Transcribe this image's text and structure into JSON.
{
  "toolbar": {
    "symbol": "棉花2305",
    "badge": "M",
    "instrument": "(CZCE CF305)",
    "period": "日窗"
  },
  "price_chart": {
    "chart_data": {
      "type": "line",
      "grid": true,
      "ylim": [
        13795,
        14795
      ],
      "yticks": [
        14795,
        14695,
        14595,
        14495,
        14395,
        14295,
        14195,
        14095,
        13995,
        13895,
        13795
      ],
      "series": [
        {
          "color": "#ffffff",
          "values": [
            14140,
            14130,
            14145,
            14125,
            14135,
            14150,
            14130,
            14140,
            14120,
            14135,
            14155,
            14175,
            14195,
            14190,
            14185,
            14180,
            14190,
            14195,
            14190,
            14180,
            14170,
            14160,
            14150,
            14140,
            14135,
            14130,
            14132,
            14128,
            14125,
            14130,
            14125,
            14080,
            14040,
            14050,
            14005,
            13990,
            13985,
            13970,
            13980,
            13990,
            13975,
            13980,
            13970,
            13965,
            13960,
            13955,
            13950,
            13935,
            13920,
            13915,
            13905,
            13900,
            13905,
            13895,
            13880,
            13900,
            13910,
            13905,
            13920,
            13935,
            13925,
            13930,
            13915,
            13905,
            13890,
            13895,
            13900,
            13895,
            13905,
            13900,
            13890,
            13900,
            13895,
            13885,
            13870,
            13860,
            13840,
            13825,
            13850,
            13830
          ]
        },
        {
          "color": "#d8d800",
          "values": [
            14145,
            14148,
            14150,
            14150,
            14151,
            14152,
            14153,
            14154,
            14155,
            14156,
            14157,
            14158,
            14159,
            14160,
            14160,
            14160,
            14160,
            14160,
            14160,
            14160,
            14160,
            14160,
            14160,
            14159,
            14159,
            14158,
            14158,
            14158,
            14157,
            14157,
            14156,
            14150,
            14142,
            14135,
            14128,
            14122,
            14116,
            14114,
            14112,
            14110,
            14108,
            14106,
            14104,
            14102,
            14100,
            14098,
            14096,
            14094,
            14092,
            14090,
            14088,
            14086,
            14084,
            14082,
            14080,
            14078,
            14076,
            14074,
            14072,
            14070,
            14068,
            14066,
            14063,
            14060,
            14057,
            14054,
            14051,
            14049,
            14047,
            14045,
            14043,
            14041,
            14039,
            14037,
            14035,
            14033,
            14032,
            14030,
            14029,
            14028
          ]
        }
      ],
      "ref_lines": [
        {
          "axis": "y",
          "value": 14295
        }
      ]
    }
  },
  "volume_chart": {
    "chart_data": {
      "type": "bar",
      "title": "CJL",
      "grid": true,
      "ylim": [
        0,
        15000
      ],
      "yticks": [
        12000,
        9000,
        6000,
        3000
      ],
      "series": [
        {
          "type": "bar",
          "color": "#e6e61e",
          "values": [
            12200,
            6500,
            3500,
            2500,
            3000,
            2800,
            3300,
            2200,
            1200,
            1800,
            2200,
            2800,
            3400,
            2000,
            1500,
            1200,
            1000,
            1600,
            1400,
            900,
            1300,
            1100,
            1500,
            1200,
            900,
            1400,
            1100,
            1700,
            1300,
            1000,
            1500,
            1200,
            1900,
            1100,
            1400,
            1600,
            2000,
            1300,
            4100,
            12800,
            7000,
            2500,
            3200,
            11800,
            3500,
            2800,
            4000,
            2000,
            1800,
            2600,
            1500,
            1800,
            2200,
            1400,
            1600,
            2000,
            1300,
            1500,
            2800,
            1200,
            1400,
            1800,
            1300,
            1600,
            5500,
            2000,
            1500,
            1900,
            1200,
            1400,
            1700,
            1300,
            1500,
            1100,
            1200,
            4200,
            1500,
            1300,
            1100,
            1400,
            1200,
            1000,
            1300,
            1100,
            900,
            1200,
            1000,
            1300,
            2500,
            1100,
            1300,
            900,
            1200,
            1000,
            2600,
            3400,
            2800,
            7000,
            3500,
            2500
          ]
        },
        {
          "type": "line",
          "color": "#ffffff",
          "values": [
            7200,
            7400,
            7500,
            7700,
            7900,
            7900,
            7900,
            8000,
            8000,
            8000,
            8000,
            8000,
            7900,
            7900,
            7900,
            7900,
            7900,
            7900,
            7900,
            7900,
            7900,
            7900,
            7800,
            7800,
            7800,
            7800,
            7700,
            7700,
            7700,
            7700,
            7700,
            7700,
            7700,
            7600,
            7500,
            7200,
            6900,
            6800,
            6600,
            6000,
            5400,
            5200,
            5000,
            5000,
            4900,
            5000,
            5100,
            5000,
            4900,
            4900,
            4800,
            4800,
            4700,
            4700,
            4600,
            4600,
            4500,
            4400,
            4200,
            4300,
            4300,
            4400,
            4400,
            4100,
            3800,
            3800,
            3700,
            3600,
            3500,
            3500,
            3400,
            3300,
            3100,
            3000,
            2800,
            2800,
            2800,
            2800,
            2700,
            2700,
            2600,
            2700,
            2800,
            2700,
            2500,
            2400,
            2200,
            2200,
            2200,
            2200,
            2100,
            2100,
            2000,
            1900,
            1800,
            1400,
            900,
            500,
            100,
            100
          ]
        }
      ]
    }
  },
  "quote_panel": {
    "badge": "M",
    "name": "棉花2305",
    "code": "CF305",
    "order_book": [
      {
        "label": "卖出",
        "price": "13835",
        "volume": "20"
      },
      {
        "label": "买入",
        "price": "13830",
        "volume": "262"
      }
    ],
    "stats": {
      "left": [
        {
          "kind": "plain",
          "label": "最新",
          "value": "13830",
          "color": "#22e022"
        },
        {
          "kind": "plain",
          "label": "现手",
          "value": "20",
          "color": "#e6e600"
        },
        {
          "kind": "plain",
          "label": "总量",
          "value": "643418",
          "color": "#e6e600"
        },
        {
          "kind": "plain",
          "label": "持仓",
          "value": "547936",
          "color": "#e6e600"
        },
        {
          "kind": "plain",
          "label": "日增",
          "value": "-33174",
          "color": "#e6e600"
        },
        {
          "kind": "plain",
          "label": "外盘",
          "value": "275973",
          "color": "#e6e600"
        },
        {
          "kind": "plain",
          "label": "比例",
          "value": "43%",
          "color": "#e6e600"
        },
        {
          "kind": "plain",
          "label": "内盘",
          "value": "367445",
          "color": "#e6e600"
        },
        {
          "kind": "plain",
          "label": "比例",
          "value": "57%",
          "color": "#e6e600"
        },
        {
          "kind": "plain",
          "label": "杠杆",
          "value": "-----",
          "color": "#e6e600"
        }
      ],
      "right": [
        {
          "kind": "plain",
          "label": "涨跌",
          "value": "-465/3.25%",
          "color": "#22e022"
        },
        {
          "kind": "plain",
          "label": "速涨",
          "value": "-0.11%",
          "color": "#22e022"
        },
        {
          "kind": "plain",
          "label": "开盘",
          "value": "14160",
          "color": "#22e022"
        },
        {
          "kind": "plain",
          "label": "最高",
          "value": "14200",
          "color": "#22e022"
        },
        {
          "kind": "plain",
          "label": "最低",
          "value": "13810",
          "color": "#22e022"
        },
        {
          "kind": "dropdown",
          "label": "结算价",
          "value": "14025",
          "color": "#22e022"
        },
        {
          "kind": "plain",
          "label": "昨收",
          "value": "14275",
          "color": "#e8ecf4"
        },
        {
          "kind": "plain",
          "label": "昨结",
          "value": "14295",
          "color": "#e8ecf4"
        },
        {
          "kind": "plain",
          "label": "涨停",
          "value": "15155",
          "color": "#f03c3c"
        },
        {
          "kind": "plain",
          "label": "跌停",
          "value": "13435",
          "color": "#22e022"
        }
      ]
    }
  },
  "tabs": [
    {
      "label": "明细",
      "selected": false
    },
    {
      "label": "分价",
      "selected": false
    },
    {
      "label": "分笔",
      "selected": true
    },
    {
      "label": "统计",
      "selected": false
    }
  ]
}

__Problem requirements__
What is needed here is an exact reproduction of all the entries.

__Output for this exercise__
Transcribe this image's text and structure into JSON.
{
  "toolbar": {
    "symbol": "棉花2305",
    "badge": "M",
    "instrument": "(CZCE CF305)",
    "period": "日窗"
  },
  "price_chart": {
    "chart_data": {
      "type": "line",
      "grid": true,
      "ylim": [
        13795,
        14795
      ],
      "yticks": [
        14795,
        14695,
        14595,
        14495,
        14395,
        14295,
        14195,
        14095,
        13995,
        13895,
        13795
      ],
      "series": [
        {
          "color": "#ffffff",
          "values": [
            14140,
            14130,
            14145,
            14125,
            14135,
            14150,
            14130,
            14140,
            14120,
            14135,
            14155,
            14175,
            14195,
            14190,
            14185,
            14180,
            14190,
            14195,
            14190,
            14180,
            14170,
            14160,
            14150,
            14140,
            14135,
            14130,
            14132,
            14128,
            14125,
            14130,
            14125,
            14080,
            14040,
            14050,
            14005,
            13990,
            13985,
            13970,
            13980,
            13990,
            13975,
            13980,
            13970,
            13965,
            13960,
            13955,
            13950,
            13935,
            13920,
            13915,
            13905,
            13900,
            13905,
            13895,
            13880,
            13900,
            13910,
            13905,
            13920,
            13935,
            13925,
            13930,
            13915,
            13905,
            13890,
            13895,
            13900,
            13895,
            13905,
            13900,
            13890,
            13900,
            13895,
            13885,
            13870,
            13860,
            13840,
            13825,
            13850,
            13830
          ]
        },
        {
          "color": "#d8d800",
          "values": [
            14145,
            14148,
            14150,
            14150,
            14151,
            14152,
            14153,
            14154,
            14155,
            14156,
            14157,
            14158,
            14159,
            14160,
            14160,
            14160,
            14160,
            14160,
            14160,
            14160,
            14160,
            14160,
            14160,
            14159,
            14159,
            14158,
            14158,
            14158,
            14157,
            14157,
            14156,
            14150,
            14142,
            14135,
            14128,
            14122,
            14116,
            14114,
            14112,
            14110,
            14108,
            14106,
            14104,
            14102,
            14100,
            14098,
            14096,
            14094,
            14092,
            14090,
            14088,
            14086,
            14084,
            14082,
            14080,
            14078,
            14076,
            14074,
            14072,
            14070,
            14068,
            14066,
            14063,
            14060,
            14057,
            14054,
            14051,
            14049,
            14047,
            14045,
            14043,
            14041,
            14039,
            14037,
            14035,
            14033,
            14032,
            14030,
            14029,
            14028
          ]
        }
      ],
      "ref_lines": [
        {
          "axis": "y",
          "value": 14295
        }
      ]
    }
  },
  "volume_chart": {
    "chart_data": {
      "type": "bar",
      "title": "CJL",
      "grid": true,
      "ylim": [
        0,
        15000
      ],
      "yticks": [
        12000,
        9000,
        6000,
        3000
      ],
      "series": [
        {
          "type": "bar",
          "color": "#e6e61e",
          "values": [
            12200,
            6500,
            3500,
            2500,
            3000,
            2800,
            3300,
            2200,
            1200,
            1800,
            2200,
            2800,
            3400,
            2000,
            1500,
            1200,
            1000,
            1600,
            1400,
            900,
            1300,
            1100,
            1500,
            1200,
            900,
            1400,
            1100,
            1700,
            1300,
            1000,
            1500,
            1200,
            1900,
            1100,
            1400,
            1600,
            2000,
            1300,
            4100,
            12800,
            7000,
            2500,
            3200,
            11800,
            3500,
            2800,
            4000,
            2000,
            1800,
            2600,
            1500,
            1800,
            2200,
            1400,
            1600,
            2000,
            1300,
            1500,
            2800,
            1200,
            1400,
            1800,
            1300,
            1600,
            5500,
            2000,
            1500,
            1900,
            1200,
            1400,
            1700,
            1300,
            1500,
            1100,
            1200,
            4200,
            1500,
            1300,
            1100,
            1400,
            1200,
            1000,
            1300,
            1100,
            900,
            1200,
            1000,
            1300,
            2500,
            1100,
            1300,
            900,
            1200,
            1000,
            2600,
            3400,
            2800,
            7000,
            3500,
            2500
          ]
        },
        {
          "type": "line",
          "color": "#ffffff",
          "values": [
            7200,
            7400,
            7500,
            7700,
            7900,
            7900,
            7900,
            8000,
            8000,
            8000,
            8000,
            8000,
            7900,
            7900,
            7900,
            7900,
            7900,
            7900,
            7900,
            7900,
            7900,
            7900,
            7800,
            7800,
            7800,
            7800,
            7700,
            7700,
            7700,
            7700,
            7700,
            7700,
            7700,
            7600,
            7500,
            7200,
            6900,
            6800,
            6600,
            6000,
            5400,
            5200,
            5000,
            5000,
            4900,
            5000,
            5100,
            5000,
            4900,
            4900,
            4800,
            4800,
            4700,
            4700,
            4600,
            4600,
            4500,
            4400,
            4200,
            4300,
            4300,
            4400,
            4400,
            4100,
            3800,
            3800,
            3700,
            3600,
            3500,
            3500,
            3400,
            3300,
            3100,
            3000,
            2800,
            2800,
            2800,
            2800,
            2700,
            2700,
            2600,
            2700,
            2800,
            2700,
            2500,
            2400,
            2200,
            2200,
            2200,
            2200,
            2100,
            2100,
            2000,
            1900,
            1800,
            1400,
            900,
            500,
            100,
            100
          ]
        }
      ]
    }
  },
  "quote_panel": {
    "badge": "M",
    "name": "棉花2305",
    "code": "CF305",
    "order_book": [
      {
        "label": "卖出",
        "price": "13835",
        "volume": "20"
      },
      {
        "label": "买入",
        "price": "13830",
        "volume": "262"
      }
    ],
    "stats": {
      "left": [
        {
          "kind": "plain",
          "label": "最新",
          "value": "13830",
          "color": "#22e022"
        },
        {
          "kind": "plain",
          "label": "现手",
          "value": "20",
          "color": "#e6e600"
        },
        {
          "kind": "plain",
          "label": "总量",
          "value": "643418",
          "color": "#e6e600"
        },
        {
          "kind": "plain",
          "label": "持仓",
          "value": "547936",
          "color": "#e6e600"
        },
        {
          "kind": "plain",
          "label": "日增",
          "value": "-33174",
          "color": "#e6e600"
        },
        {
          "kind": "plain",
          "label": "外盘",
          "value": "275973",
          "color": "#e6e600"
        },
        {
          "kind": "plain",
          "label": "比例",
          "value": "43%",
          "color": "#e6e600"
        },
        {
          "kind": "plain",
          "label": "内盘",
          "value": "367445",
          "color": "#e6e600"
        },
        {
          "kind": "plain",
          "label": "比例",
          "value": "57%",
          "color": "#e6e600"
        },
        {
          "kind": "plain",
          "label": "杠杆",
          "value": "-----",
          "color": "#e6e600"
        }
      ],
      "right": [
        {
          "kind": "plain",
          "label": "涨跌",
          "value": "-465/3.25%",
          "color": "#22e022"
        },
        {
          "kind": "plain",
          "label": "速涨",
          "value": "-0.11%",
          "color": "#22e022"
        },
        {
          "kind": "plain",
          "label": "开盘",
          "value": "14160",
          "color": "#22e022"
        },
        {
          "kind": "plain",
          "label": "最高",
          "value": "14200",
          "color": "#22e022"
        },
        {
          "kind": "plain",
          "label": "最低",
          "value": "13810",
          "color": "#22e022"
        },
        {
          "kind": "dropdown",
          "label": "结算价",
          "value": "14025",
          "color": "#22e022"
        },
        {
          "kind": "plain",
          "label": "昨收",
          "value": "14275",
          "color": "#e8ecf4"
        },
        {
          "kind": "plain",
          "label": "昨结",
          "value": "14295",
          "color": "#e8ecf4"
        },
        {
          "kind": "plain",
          "label": "涨停",
          "value": "15155",
          "color": "#f03c3c"
        },
        {
          "kind": "plain",
          "label": "跌停",
          "value": "13435",
          "color": "#22e022"
        }
      ]
    }
  },
  "tabs": [
    {
      "label": "明细",
      "selected": false
    },
    {
      "label": "分价",
      "selected": false
    },
    {
      "label": "分笔",
      "selected": true
    },
    {
      "label": "统计",
      "selected": false
    }
  ]
}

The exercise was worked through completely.